Consegna:
In base al testo sulla politica monetaria della Fed, risponda a ciascun quesito:
(a) A quanto si attestava l'inflazione negli Stati Uniti secondo l'ultimo dato di luglio?
(b) Di quanti occupati la revisione dei dati ha ridotto i nuovi posti di lavoro creati in America tra aprile 2023 e 2024?
(c) In quale data si terrà la riunione della Bce menzionata nel testo?

─── Testo selezionato ───

L’autorità monetaria Usa ha abbandonato la dipendenza dai dati per le sue decisioni. Una chiarezza d’intenti che sarebbe auspicabile anche per Francoforte
Al recente seminario di Jackson Hole, che raduna i banchieri centrali del mondo, il presidente della Fed, Jerome Powell, ha annunciato la vittoria nella lotta all’inflazione. È quindi venuto il momento di avviare la riduzione dei tassi per assicurare un atterraggio morbido dell’economia, perché la disoccupazione è diventato il rischio oggi prevalente negli Stati Uniti. Il discorso di Powell contiene però anche importanti osservazioni sulla conduzione della politica monetaria in questa nuova fase, rilevanti anche per la Bce che è chiamata a spiegare il suo scenario per l’inflazione e i tassi nella riunione del 16 settembre.
Powell dichiara raggiunto l’obiettivo di riportare l’inflazione al 2 per cento quando all’ultimo dato di luglio era ancora al 2,9 (3,2 il tasso “core”, cioè al netto di alimentari e energia). Per le sue decisioni, la Fed ha quindi di fatto abbandonato la “dipendenza dai dati” economici, che necessariamente riflettono le condizioni attuali e passate dell’economia, per utilizzare invece la previsione sulla futura dinamica di prezzi e occupazione.
Tre le ragioni. La prima è che anche i dati economici possono essere ingannevoli: la recente revisione dei dati sull’occupazione in America tra aprile 2023 e 2024 ha mostrato infatti come i 2,9 milioni di nuovi posti di lavoro creati, che avevano influenzato non poco i timori sulla dinamica salariale, fossero in effetti inferiori di ben 800mila occupati.
La seconda è che le aspettative di inflazione, variabile chiave nella lotta all’inflazione secondo Powell, sono ritornate ai livelli pre Covid.
La terza è che la Fed, dal 2020, guarda al livello medio di inflazione nel tempo, ovvero ammette il temporaneo superamento dell’obiettivo del 2 per cento se la crescita dei prezzi è stata a lungo al di sotto di questo livello, come negli anni prima della pandemia. Se infatti l’obiettivo del 2 per cento è visto come una soglia massima, le aspettative di inflazione tenderanno a essere inferiori al 2 ed eccessivamente deflattive, perché ci aspetta che la banca centrale mantenga un margine di manovra. Inoltre, ci sono validi argomenti per sostenere che l’inflazione di lungo periodo sia strutturalmente superiore al 2.
Sempre a Jackson Hole il capo economista della Bce, pur rimarcando i progressi sul fronte dell’inflazione, ha detto come l’obiettivo del 2 per cento non sia “ancora assicurato”. C’è una differenza sostanziale con le dichiarazioni di Powell, perché significa che la Bce rimane ancora “dipendente dai dati”, rispetto all’approccio previsivo della Fed. E questo nonostante il fatto che l’ultimo dato sull’inflazione nell’Eurozona a luglio del 2,6 per cento (2,9 il “core”) sia inferiore a quello americano e che le aspettative siano ben ancorate al 2 per cento. Infine, va considerato che in Europa la crescita economica, ancora anemica, espone maggiormente l’area euro al rischio di recessione.

─── Estratti dei record ───

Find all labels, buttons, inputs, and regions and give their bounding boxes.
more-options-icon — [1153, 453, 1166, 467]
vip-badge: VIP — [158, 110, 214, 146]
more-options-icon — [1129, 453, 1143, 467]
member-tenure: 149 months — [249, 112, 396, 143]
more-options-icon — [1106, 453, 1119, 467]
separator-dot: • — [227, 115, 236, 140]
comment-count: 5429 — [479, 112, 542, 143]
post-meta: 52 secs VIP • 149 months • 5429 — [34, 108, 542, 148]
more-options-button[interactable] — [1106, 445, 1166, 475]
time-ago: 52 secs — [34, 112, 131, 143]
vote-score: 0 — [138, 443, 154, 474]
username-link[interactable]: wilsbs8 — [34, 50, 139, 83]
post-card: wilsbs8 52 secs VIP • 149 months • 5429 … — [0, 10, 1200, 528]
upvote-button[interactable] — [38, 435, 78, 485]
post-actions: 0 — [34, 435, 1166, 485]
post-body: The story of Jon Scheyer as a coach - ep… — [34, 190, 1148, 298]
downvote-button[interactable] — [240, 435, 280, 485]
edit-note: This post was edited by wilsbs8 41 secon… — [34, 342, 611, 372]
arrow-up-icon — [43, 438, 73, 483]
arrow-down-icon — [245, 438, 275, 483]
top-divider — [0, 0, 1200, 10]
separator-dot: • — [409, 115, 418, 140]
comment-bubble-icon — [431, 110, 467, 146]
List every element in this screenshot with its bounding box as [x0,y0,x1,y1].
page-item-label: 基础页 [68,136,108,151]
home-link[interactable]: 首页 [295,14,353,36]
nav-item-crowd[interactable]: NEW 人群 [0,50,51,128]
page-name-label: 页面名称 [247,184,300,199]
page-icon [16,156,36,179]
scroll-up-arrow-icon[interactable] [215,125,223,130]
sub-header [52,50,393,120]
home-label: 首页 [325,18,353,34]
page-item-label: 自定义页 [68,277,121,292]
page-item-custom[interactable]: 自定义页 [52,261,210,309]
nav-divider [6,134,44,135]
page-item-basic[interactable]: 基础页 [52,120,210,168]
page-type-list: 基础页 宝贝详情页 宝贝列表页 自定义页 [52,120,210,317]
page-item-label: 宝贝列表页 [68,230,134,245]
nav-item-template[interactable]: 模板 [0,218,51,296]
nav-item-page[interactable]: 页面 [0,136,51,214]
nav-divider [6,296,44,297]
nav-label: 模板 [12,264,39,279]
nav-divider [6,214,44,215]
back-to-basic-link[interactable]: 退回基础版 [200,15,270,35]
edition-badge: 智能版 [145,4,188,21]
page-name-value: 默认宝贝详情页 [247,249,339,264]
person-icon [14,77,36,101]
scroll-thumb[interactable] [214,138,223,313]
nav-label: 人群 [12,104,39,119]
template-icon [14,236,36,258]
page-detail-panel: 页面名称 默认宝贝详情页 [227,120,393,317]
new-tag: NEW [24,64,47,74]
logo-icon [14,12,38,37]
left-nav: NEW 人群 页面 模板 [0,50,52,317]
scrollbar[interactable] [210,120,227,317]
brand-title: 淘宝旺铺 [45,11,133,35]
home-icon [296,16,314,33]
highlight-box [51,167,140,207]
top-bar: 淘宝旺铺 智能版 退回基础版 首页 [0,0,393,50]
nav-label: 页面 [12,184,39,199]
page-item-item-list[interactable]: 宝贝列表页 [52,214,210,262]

───

Risposta:
(a) Al 2,9 per cento (3,2 per cento il tasso "core").
(b) Di 800mila occupati.
(c) Il 16 settembre.